--- GIVEN INFORMATION ---

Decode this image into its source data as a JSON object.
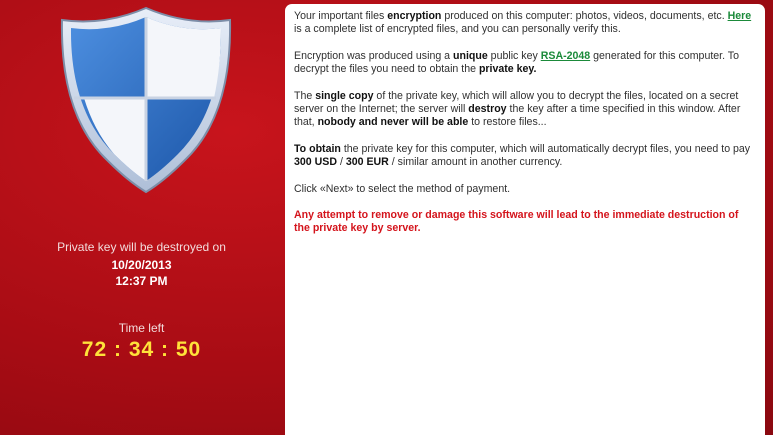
{
  "colors": {
    "background_red": "#b40e16",
    "panel_white": "#ffffff",
    "timer_yellow": "#ffe23a",
    "link_green": "#1b8a3a",
    "warning_red": "#d4141c",
    "shield_blue": "#2a6fc9"
  },
  "left": {
    "shield_icon": "shield-icon",
    "destroy_label": "Private key will be destroyed on",
    "destroy_date": "10/20/2013",
    "destroy_time": "12:37 PM",
    "time_left_label": "Time left",
    "timer": "72 : 34 : 50"
  },
  "message": {
    "p1_a": "Your important files ",
    "p1_b": "encryption",
    "p1_c": " produced on this computer: photos, videos, documents, etc. ",
    "p1_link": "Here",
    "p1_d": " is a complete list of encrypted files, and you can personally verify this.",
    "p2_a": "Encryption was produced using a ",
    "p2_b": "unique",
    "p2_c": " public key ",
    "p2_link": "RSA-2048",
    "p2_d": " generated for this computer. To decrypt the files you need to obtain the ",
    "p2_e": "private key.",
    "p3_a": "The ",
    "p3_b": "single copy",
    "p3_c": " of the private key, which will allow you to decrypt the files, located on a secret server on the Internet; the server will ",
    "p3_d": "destroy",
    "p3_e": " the key after a time specified in this window. After that, ",
    "p3_f": "nobody and never will be able",
    "p3_g": " to restore files...",
    "p4_a": "To obtain",
    "p4_b": " the private key for this computer, which will automatically decrypt files, you need to pay ",
    "p4_c": "300 USD",
    "p4_d": " / ",
    "p4_e": "300 EUR",
    "p4_f": " / similar amount in another currency.",
    "p5": "Click «Next» to select the method of payment.",
    "warning": "Any attempt to remove or damage this software will lead to the immediate destruction of the private key by server."
  }
}
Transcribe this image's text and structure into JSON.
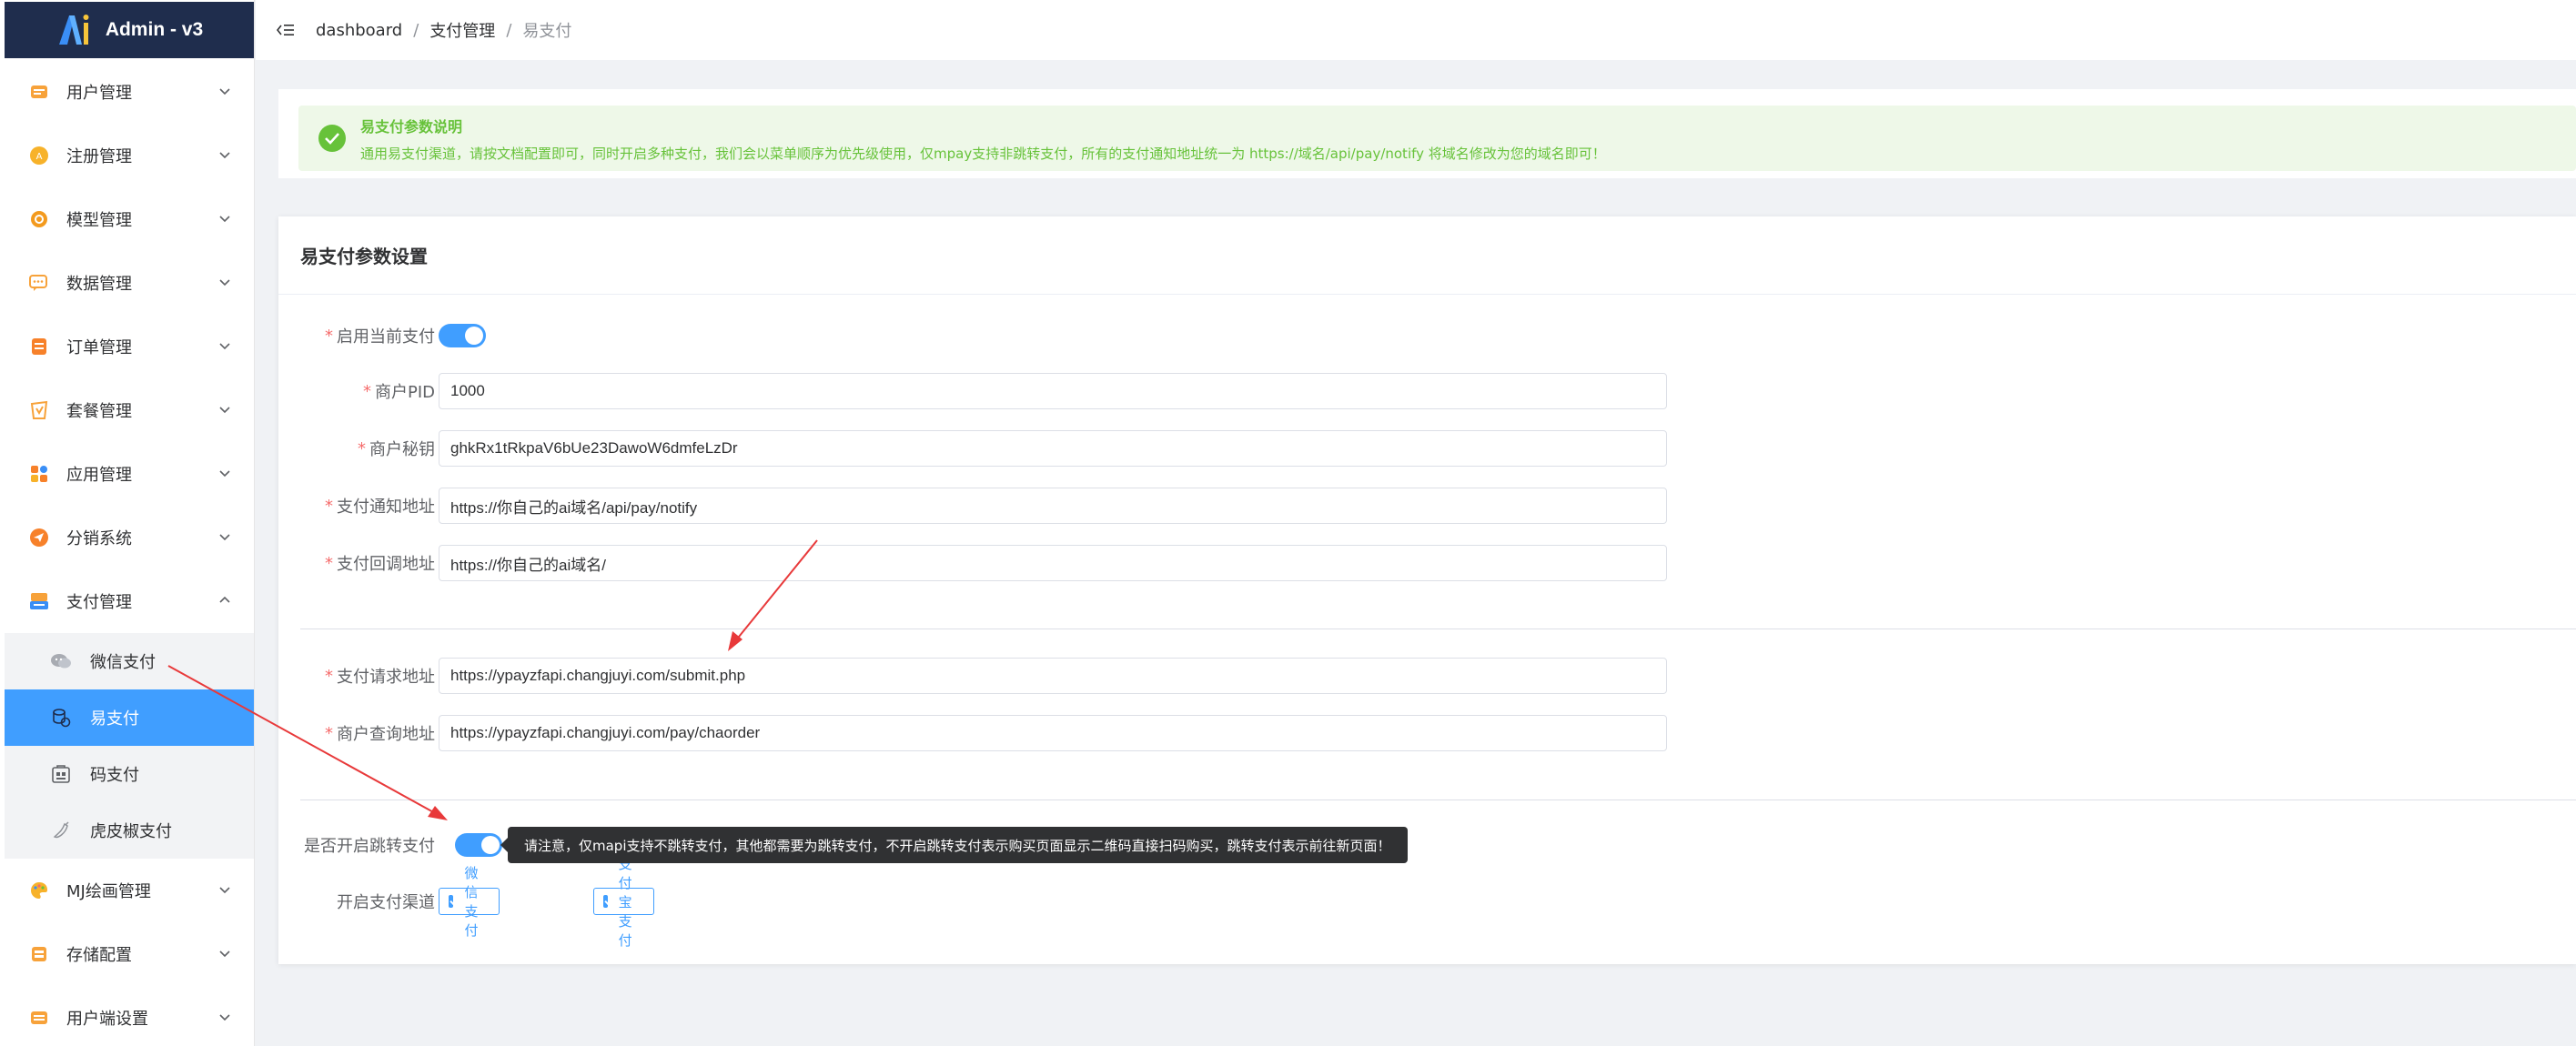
{
  "app": {
    "title": "Admin - v3"
  },
  "sidebar": {
    "items": [
      {
        "label": "用户管理",
        "icon": "user-card-icon"
      },
      {
        "label": "注册管理",
        "icon": "register-badge-icon"
      },
      {
        "label": "模型管理",
        "icon": "model-gear-icon"
      },
      {
        "label": "数据管理",
        "icon": "chat-data-icon"
      },
      {
        "label": "订单管理",
        "icon": "order-list-icon"
      },
      {
        "label": "套餐管理",
        "icon": "package-icon"
      },
      {
        "label": "应用管理",
        "icon": "apps-grid-icon"
      },
      {
        "label": "分销系统",
        "icon": "send-plane-icon"
      },
      {
        "label": "支付管理",
        "icon": "payment-terminal-icon"
      }
    ],
    "pay_sub": [
      {
        "label": "微信支付",
        "icon": "wechat-icon"
      },
      {
        "label": "易支付",
        "icon": "coins-icon"
      },
      {
        "label": "码支付",
        "icon": "qr-pay-icon"
      },
      {
        "label": "虎皮椒支付",
        "icon": "pepper-icon"
      }
    ],
    "items_after": [
      {
        "label": "MJ绘画管理",
        "icon": "palette-icon"
      },
      {
        "label": "存储配置",
        "icon": "storage-icon"
      },
      {
        "label": "用户端设置",
        "icon": "client-settings-icon"
      }
    ]
  },
  "header": {
    "breadcrumb": [
      "dashboard",
      "支付管理",
      "易支付"
    ],
    "separator": "/"
  },
  "alert": {
    "title": "易支付参数说明",
    "description": "通用易支付渠道，请按文档配置即可，同时开启多种支付，我们会以菜单顺序为优先级使用，仅mpay支持非跳转支付，所有的支付通知地址统一为 https://域名/api/pay/notify 将域名修改为您的域名即可！"
  },
  "card": {
    "title": "易支付参数设置",
    "fields": {
      "enable": {
        "label": "启用当前支付",
        "on": true
      },
      "pid": {
        "label": "商户PID",
        "value": "1000"
      },
      "secret": {
        "label": "商户秘钥",
        "value": "ghkRx1tRkpaV6bUe23DawoW6dmfeLzDr"
      },
      "notify": {
        "label": "支付通知地址",
        "value": "https://你自己的ai域名/api/pay/notify"
      },
      "return": {
        "label": "支付回调地址",
        "value": "https://你自己的ai域名/"
      },
      "api": {
        "label": "支付请求地址",
        "value": "https://ypayzfapi.changjuyi.com/submit.php"
      },
      "query": {
        "label": "商户查询地址",
        "value": "https://ypayzfapi.changjuyi.com/pay/chaorder"
      },
      "redirect": {
        "label": "是否开启跳转支付",
        "on": true,
        "tooltip": "请注意，仅mapi支持不跳转支付，其他都需要为跳转支付，不开启跳转支付表示购买页面显示二维码直接扫码购买，跳转支付表示前往新页面！"
      },
      "channels": {
        "label": "开启支付渠道",
        "options": [
          "微信支付",
          "支付宝支付"
        ]
      }
    }
  },
  "colors": {
    "primary": "#409eff",
    "logo_bg": "#1f2d4d",
    "success": "#67c23a",
    "required": "#f56c6c",
    "annotation": "#e8393a"
  }
}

---

EXERCISE DESCRIPTION: Repeat each entry exactly. Pictures do not belong in the copy.

SOLUTION FOR THIS EXERCISE:
Decode this image into its source data as a JSON object.
{
  "colors": {
    "background_red": "#b40e16",
    "panel_white": "#ffffff",
    "timer_yellow": "#ffe23a",
    "link_green": "#1b8a3a",
    "warning_red": "#d4141c",
    "shield_blue": "#2a6fc9"
  },
  "left": {
    "shield_icon": "shield-icon",
    "destroy_label": "Private key will be destroyed on",
    "destroy_date": "10/20/2013",
    "destroy_time": "12:37 PM",
    "time_left_label": "Time left",
    "timer": "72 : 34 : 50"
  },
  "message": {
    "p1_a": "Your important files ",
    "p1_b": "encryption",
    "p1_c": " produced on this computer: photos, videos, documents, etc. ",
    "p1_link": "Here",
    "p1_d": " is a complete list of encrypted files, and you can personally verify this.",
    "p2_a": "Encryption was produced using a ",
    "p2_b": "unique",
    "p2_c": " public key ",
    "p2_link": "RSA-2048",
    "p2_d": " generated for this computer. To decrypt the files you need to obtain the ",
    "p2_e": "private key.",
    "p3_a": "The ",
    "p3_b": "single copy",
    "p3_c": " of the private key, which will allow you to decrypt the files, located on a secret server on the Internet; the server will ",
    "p3_d": "destroy",
    "p3_e": " the key after a time specified in this window. After that, ",
    "p3_f": "nobody and never will be able",
    "p3_g": " to restore files...",
    "p4_a": "To obtain",
    "p4_b": " the private key for this computer, which will automatically decrypt files, you need to pay ",
    "p4_c": "300 USD",
    "p4_d": " / ",
    "p4_e": "300 EUR",
    "p4_f": " / similar amount in another currency.",
    "p5": "Click «Next» to select the method of payment.",
    "warning": "Any attempt to remove or damage this software will lead to the immediate destruction of the private key by server."
  }
}
Transcribe this image's text and structure into JSON.
{
  "app": {
    "title": "Admin - v3"
  },
  "sidebar": {
    "items": [
      {
        "label": "用户管理",
        "icon": "user-card-icon"
      },
      {
        "label": "注册管理",
        "icon": "register-badge-icon"
      },
      {
        "label": "模型管理",
        "icon": "model-gear-icon"
      },
      {
        "label": "数据管理",
        "icon": "chat-data-icon"
      },
      {
        "label": "订单管理",
        "icon": "order-list-icon"
      },
      {
        "label": "套餐管理",
        "icon": "package-icon"
      },
      {
        "label": "应用管理",
        "icon": "apps-grid-icon"
      },
      {
        "label": "分销系统",
        "icon": "send-plane-icon"
      },
      {
        "label": "支付管理",
        "icon": "payment-terminal-icon"
      }
    ],
    "pay_sub": [
      {
        "label": "微信支付",
        "icon": "wechat-icon"
      },
      {
        "label": "易支付",
        "icon": "coins-icon"
      },
      {
        "label": "码支付",
        "icon": "qr-pay-icon"
      },
      {
        "label": "虎皮椒支付",
        "icon": "pepper-icon"
      }
    ],
    "items_after": [
      {
        "label": "MJ绘画管理",
        "icon": "palette-icon"
      },
      {
        "label": "存储配置",
        "icon": "storage-icon"
      },
      {
        "label": "用户端设置",
        "icon": "client-settings-icon"
      }
    ]
  },
  "header": {
    "breadcrumb": [
      "dashboard",
      "支付管理",
      "易支付"
    ],
    "separator": "/"
  },
  "alert": {
    "title": "易支付参数说明",
    "description": "通用易支付渠道，请按文档配置即可，同时开启多种支付，我们会以菜单顺序为优先级使用，仅mpay支持非跳转支付，所有的支付通知地址统一为 https://域名/api/pay/notify 将域名修改为您的域名即可！"
  },
  "card": {
    "title": "易支付参数设置",
    "fields": {
      "enable": {
        "label": "启用当前支付",
        "on": true
      },
      "pid": {
        "label": "商户PID",
        "value": "1000"
      },
      "secret": {
        "label": "商户秘钥",
        "value": "ghkRx1tRkpaV6bUe23DawoW6dmfeLzDr"
      },
      "notify": {
        "label": "支付通知地址",
        "value": "https://你自己的ai域名/api/pay/notify"
      },
      "return": {
        "label": "支付回调地址",
        "value": "https://你自己的ai域名/"
      },
      "api": {
        "label": "支付请求地址",
        "value": "https://ypayzfapi.changjuyi.com/submit.php"
      },
      "query": {
        "label": "商户查询地址",
        "value": "https://ypayzfapi.changjuyi.com/pay/chaorder"
      },
      "redirect": {
        "label": "是否开启跳转支付",
        "on": true,
        "tooltip": "请注意，仅mapi支持不跳转支付，其他都需要为跳转支付，不开启跳转支付表示购买页面显示二维码直接扫码购买，跳转支付表示前往新页面！"
      },
      "channels": {
        "label": "开启支付渠道",
        "options": [
          "微信支付",
          "支付宝支付"
        ]
      }
    }
  },
  "colors": {
    "primary": "#409eff",
    "logo_bg": "#1f2d4d",
    "success": "#67c23a",
    "required": "#f56c6c",
    "annotation": "#e8393a"
  }
}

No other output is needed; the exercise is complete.